* PROBLEM TO SOLVE: Show all lines holding the string "træt".

(Recorded data)
════
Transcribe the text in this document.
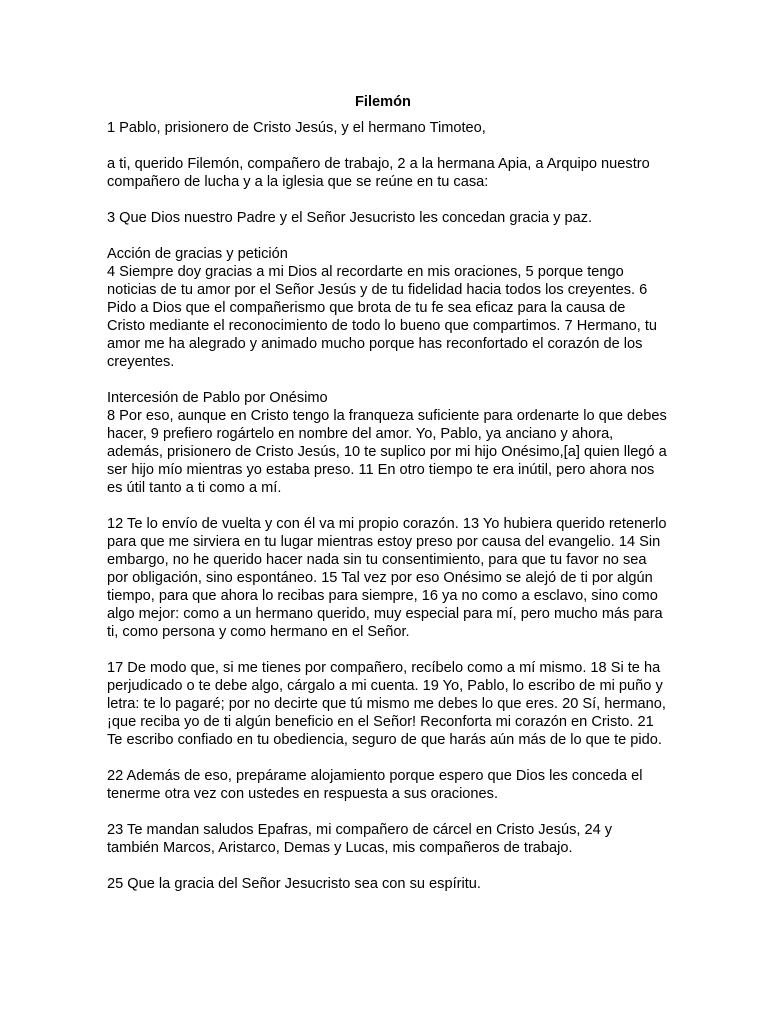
Filemón

1 Pablo, prisionero de Cristo Jesús, y el hermano Timoteo,

a ti, querido Filemón, compañero de trabajo, 2 a la hermana Apia, a Arquipo nuestro compañero de lucha y a la iglesia que se reúne en tu casa:

3 Que Dios nuestro Padre y el Señor Jesucristo les concedan gracia y paz.

Acción de gracias y petición
4 Siempre doy gracias a mi Dios al recordarte en mis oraciones, 5 porque tengo noticias de tu amor por el Señor Jesús y de tu fidelidad hacia todos los creyentes. 6 Pido a Dios que el compañerismo que brota de tu fe sea eficaz para la causa de Cristo mediante el reconocimiento de todo lo bueno que compartimos. 7 Hermano, tu amor me ha alegrado y animado mucho porque has reconfortado el corazón de los creyentes.
Intercesión de Pablo por Onésimo
8 Por eso, aunque en Cristo tengo la franqueza suficiente para ordenarte lo que debes hacer, 9 prefiero rogártelo en nombre del amor. Yo, Pablo, ya anciano y ahora, además, prisionero de Cristo Jesús, 10 te suplico por mi hijo Onésimo,[a] quien llegó a ser hijo mío mientras yo estaba preso. 11 En otro tiempo te era inútil, pero ahora nos es útil tanto a ti como a mí.

12 Te lo envío de vuelta y con él va mi propio corazón. 13 Yo hubiera querido retenerlo para que me sirviera en tu lugar mientras estoy preso por causa del evangelio. 14 Sin embargo, no he querido hacer nada sin tu consentimiento, para que tu favor no sea por obligación, sino espontáneo. 15 Tal vez por eso Onésimo se alejó de ti por algún tiempo, para que ahora lo recibas para siempre, 16 ya no como a esclavo, sino como algo mejor: como a un hermano querido, muy especial para mí, pero mucho más para ti, como persona y como hermano en el Señor.

17 De modo que, si me tienes por compañero, recíbelo como a mí mismo. 18 Si te ha perjudicado o te debe algo, cárgalo a mi cuenta. 19 Yo, Pablo, lo escribo de mi puño y letra: te lo pagaré; por no decirte que tú mismo me debes lo que eres. 20 Sí, hermano, ¡que reciba yo de ti algún beneficio en el Señor! Reconforta mi corazón en Cristo. 21 Te escribo confiado en tu obediencia, seguro de que harás aún más de lo que te pido.

22 Además de eso, prepárame alojamiento porque espero que Dios les conceda el tenerme otra vez con ustedes en respuesta a sus oraciones.

23 Te mandan saludos Epafras, mi compañero de cárcel en Cristo Jesús, 24 y también Marcos, Aristarco, Demas y Lucas, mis compañeros de trabajo.

25 Que la gracia del Señor Jesucristo sea con su espíritu.
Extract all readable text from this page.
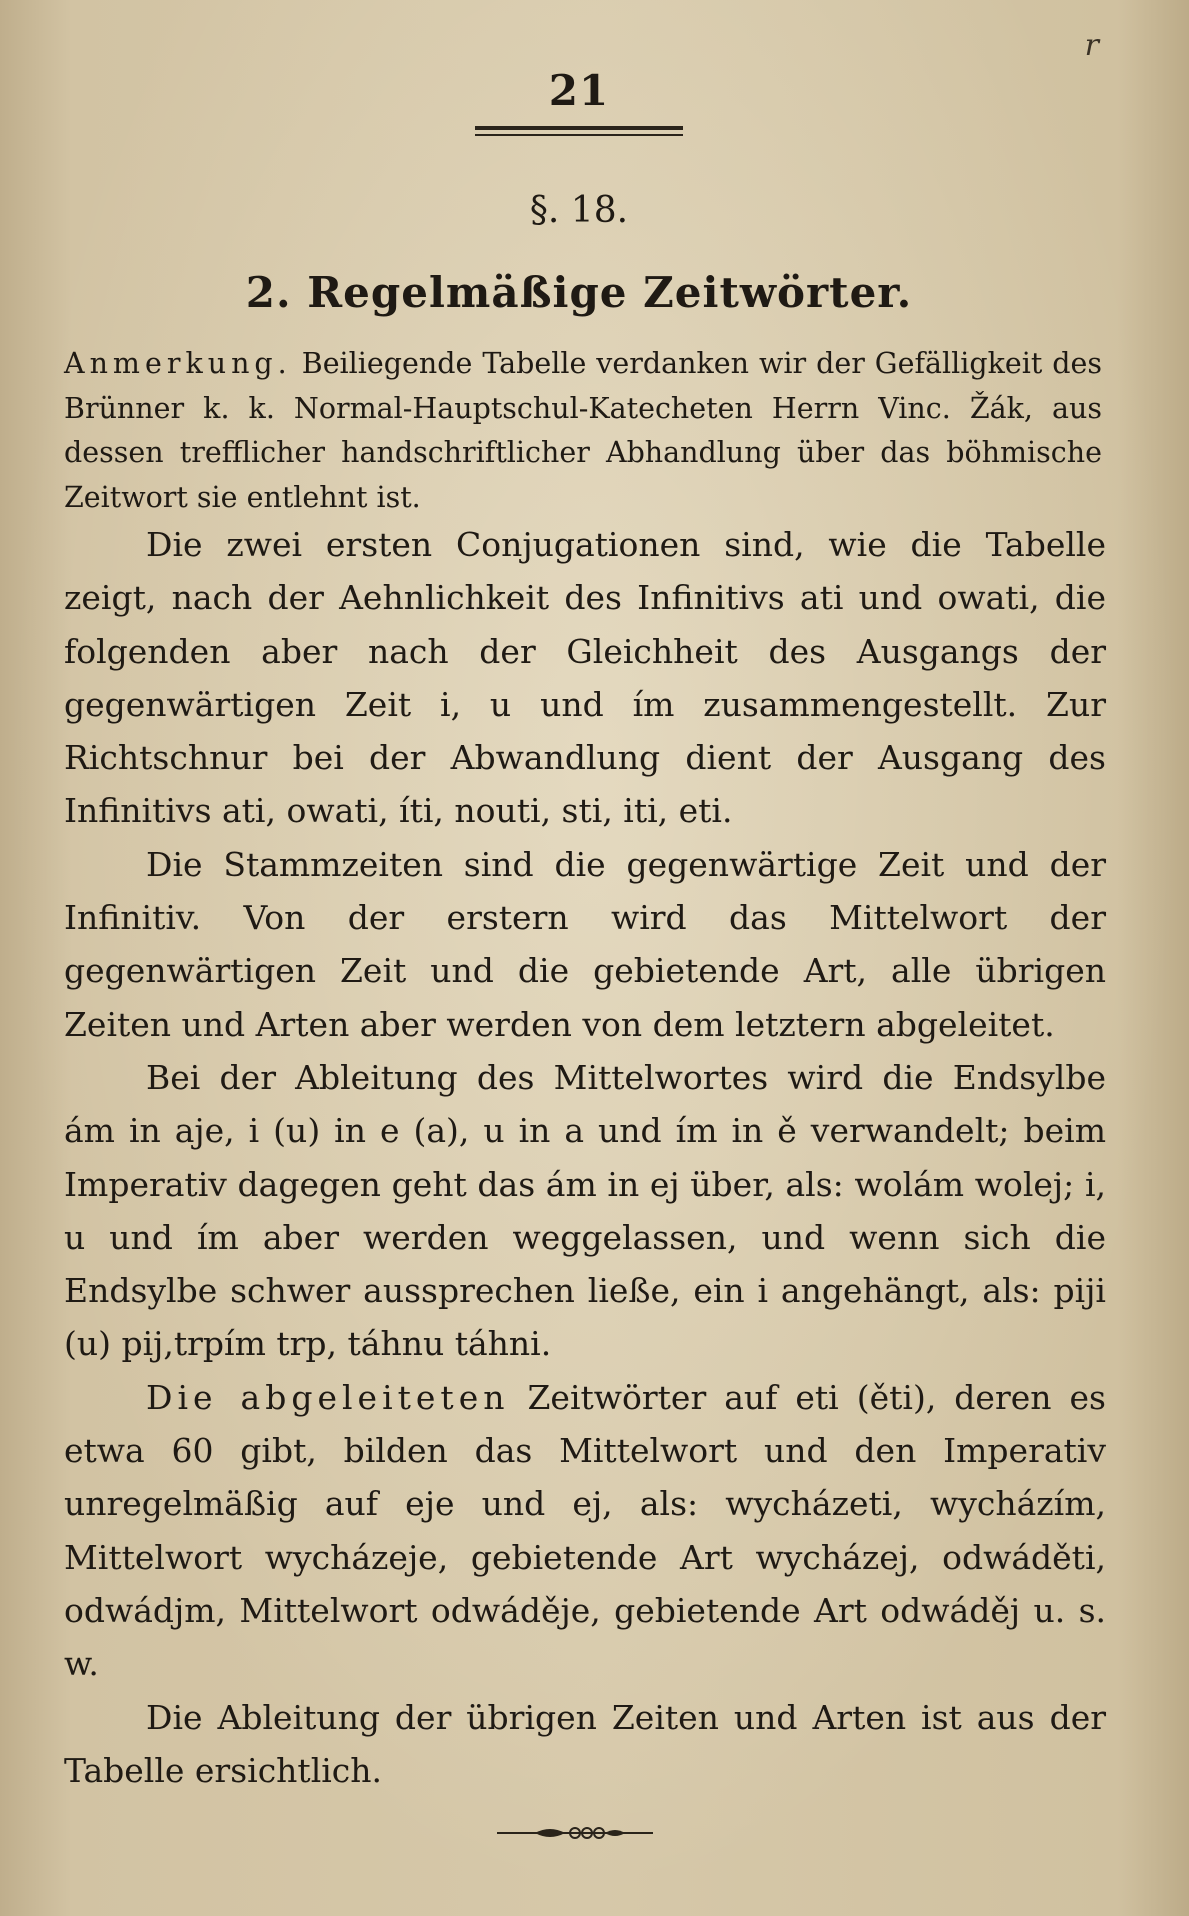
r
21
§. 18.
2. Regelmäßige Zeitwörter.
Anmerkung. Beiliegende Tabelle verdanken wir der Gefälligkeit des Brünner k. k. Normal-Hauptschul-Katecheten Herrn Vinc. Žák, aus dessen trefflicher handschriftlicher Abhandlung über das böhmische Zeitwort sie entlehnt ist.

Die zwei ersten Conjugationen sind, wie die Tabelle zeigt, nach der Aehnlichkeit des Infinitivs ati und owati, die folgenden aber nach der Gleichheit des Ausgangs der gegenwärtigen Zeit i, u und ím zusammengestellt. Zur Richtschnur bei der Abwandlung dient der Ausgang des Infinitivs ati, owati, íti, nouti, sti, iti, eti.

Die Stammzeiten sind die gegenwärtige Zeit und der Infinitiv. Von der erstern wird das Mittelwort der gegenwärtigen Zeit und die gebietende Art, alle übrigen Zeiten und Arten aber werden von dem letztern abgeleitet.

Bei der Ableitung des Mittelwortes wird die Endsylbe ám in aje, i (u) in e (a), u in a und ím in ě verwandelt; beim Imperativ dagegen geht das ám in ej über, als: wolám wolej; i, u und ím aber werden weggelassen, und wenn sich die Endsylbe schwer aussprechen ließe, ein i angehängt, als: piji (u) pij,trpím trp, táhnu táhni.

Die abgeleiteten Zeitwörter auf eti (ěti), deren es etwa 60 gibt, bilden das Mittelwort und den Imperativ unregelmäßig auf eje und ej, als: wycházeti, wycházím, Mittelwort wycházeje, gebietende Art wycházej, odwáděti, odwádjm, Mittelwort odwáděje, gebietende Art odwáděj u. s. w.

Die Ableitung der übrigen Zeiten und Arten ist aus der Tabelle ersichtlich.
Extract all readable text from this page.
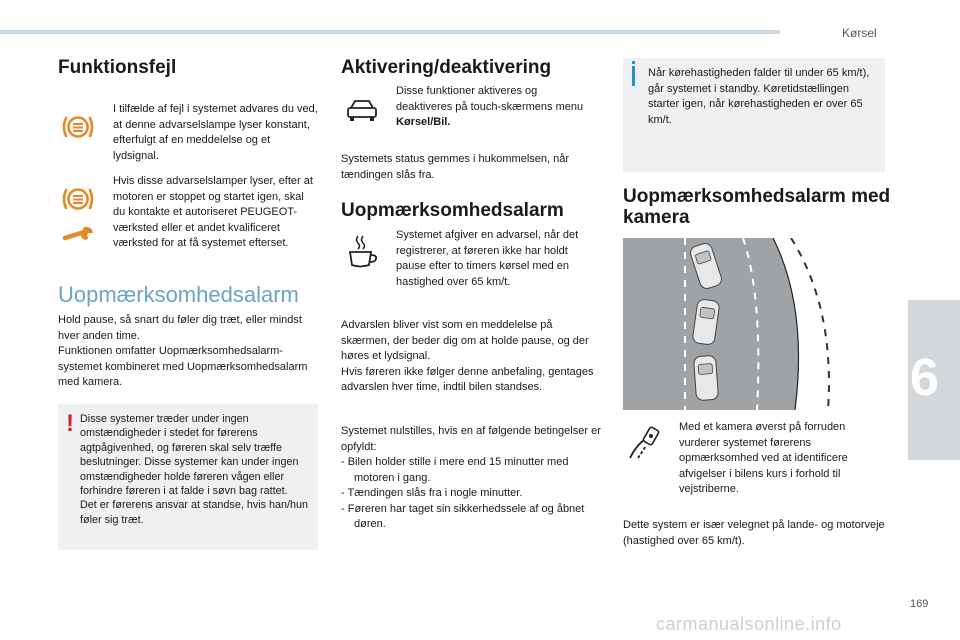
Kørsel
6
169
carmanualsonline.info
Funktionsfejl
I tilfælde af fejl i systemet advares du ved, at denne advarselslampe lyser konstant, efterfulgt af en meddelelse og et lydsignal.
Hvis disse advarselslamper lyser, efter at motoren er stoppet og startet igen, skal du kontakte et autoriseret PEUGEOT-værksted eller et andet kvalificeret værksted for at få systemet efterset.
Uopmærksomhedsalarm
Hold pause, så snart du føler dig træt, eller mindst hver anden time.
Funktionen omfatter Uopmærksomhedsalarm-systemet kombineret med Uopmærksomhedsalarm med kamera.
! Disse systemer træder under ingen omstændigheder i stedet for førerens agtpågivenhed, og føreren skal selv træffe beslutninger. Disse systemer kan under ingen omstændigheder holde føreren vågen eller forhindre føreren i at falde i søvn bag rattet.
Det er førerens ansvar at standse, hvis han/hun føler sig træt.
Aktivering/deaktivering
Disse funktioner aktiveres og deaktiveres på touch-skærmens menu Kørsel/Bil.
Systemets status gemmes i hukommelsen, når tændingen slås fra.
Uopmærksomhedsalarm
Systemet afgiver en advarsel, når det registrerer, at føreren ikke har holdt pause efter to timers kørsel med en hastighed over 65 km/t.
Advarslen bliver vist som en meddelelse på skærmen, der beder dig om at holde pause, og der høres et lydsignal.
Hvis føreren ikke følger denne anbefaling, gentages advarslen hver time, indtil bilen standses.
Systemet nulstilles, hvis en af følgende betingelser er opfyldt:
- Bilen holder stille i mere end 15 minutter med motoren i gang.
- Tændingen slås fra i nogle minutter.
- Føreren har taget sin sikkerhedssele af og åbnet døren.
Når kørehastigheden falder til under 65 km/t), går systemet i standby. Køretidstællingen starter igen, når kørehastigheden er over 65 km/t.
Uopmærksomhedsalarm med kamera
Med et kamera øverst på forruden vurderer systemet førerens opmærksomhed ved at identificere afvigelser i bilens kurs i forhold til vejstriberne.
Dette system er især velegnet på lande- og motorveje (hastighed over 65 km/t).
════
* WRITTEN ANSWER:
Hold pause, så snart du føler dig træt, eller mindst hver anden time.
Det er førerens ansvar at standse, hvis han/hun føler sig træt.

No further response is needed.